WHAT YOU HAVE TO DO. Your task is to copy each line that has the word "περιοδικὸν".

RECORD EXTRACTS.
Begin

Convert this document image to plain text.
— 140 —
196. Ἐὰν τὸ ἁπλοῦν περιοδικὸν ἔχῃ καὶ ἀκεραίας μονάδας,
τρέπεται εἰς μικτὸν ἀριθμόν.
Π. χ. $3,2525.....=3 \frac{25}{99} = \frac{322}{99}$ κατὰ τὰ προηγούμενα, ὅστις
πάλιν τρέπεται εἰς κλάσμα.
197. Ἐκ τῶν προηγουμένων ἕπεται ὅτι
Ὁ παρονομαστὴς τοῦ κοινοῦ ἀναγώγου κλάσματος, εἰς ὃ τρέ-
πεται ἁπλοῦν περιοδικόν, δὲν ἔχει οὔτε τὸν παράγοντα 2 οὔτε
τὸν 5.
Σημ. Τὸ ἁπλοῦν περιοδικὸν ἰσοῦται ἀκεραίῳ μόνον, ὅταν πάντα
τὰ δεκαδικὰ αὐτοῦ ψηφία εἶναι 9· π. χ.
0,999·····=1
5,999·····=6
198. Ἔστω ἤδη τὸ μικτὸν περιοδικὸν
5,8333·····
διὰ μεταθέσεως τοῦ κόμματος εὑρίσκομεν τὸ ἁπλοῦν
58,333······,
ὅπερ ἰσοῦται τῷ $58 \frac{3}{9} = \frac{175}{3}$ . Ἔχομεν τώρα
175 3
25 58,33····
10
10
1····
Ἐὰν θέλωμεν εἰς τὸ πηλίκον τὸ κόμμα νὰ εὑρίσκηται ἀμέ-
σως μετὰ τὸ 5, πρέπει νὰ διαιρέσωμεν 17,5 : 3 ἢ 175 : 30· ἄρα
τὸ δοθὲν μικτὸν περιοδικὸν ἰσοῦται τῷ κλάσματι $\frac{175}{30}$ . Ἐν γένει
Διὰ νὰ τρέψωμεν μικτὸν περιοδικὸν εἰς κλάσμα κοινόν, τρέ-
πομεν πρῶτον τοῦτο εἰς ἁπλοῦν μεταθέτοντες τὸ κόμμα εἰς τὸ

End

ANSWER.
196. Ἐὰν τὸ ἁπλοῦν περιοδικὸν ἔχῃ καὶ ἀκεραίας μονάδας,
Σημ. Τὸ ἁπλοῦν περιοδικὸν ἰσοῦται ἀκεραίῳ μόνον, ὅταν πάντα
198. Ἔστω ἤδη τὸ μικτὸν περιοδικὸν
τὸ δοθὲν μικτὸν περιοδικὸν ἰσοῦται τῷ κλάσματι $\frac{175}{30}$ . Ἐν γένει
Διὰ νὰ τρέψωμεν μικτὸν περιοδικὸν εἰς κλάσμα κοινόν, τρέ-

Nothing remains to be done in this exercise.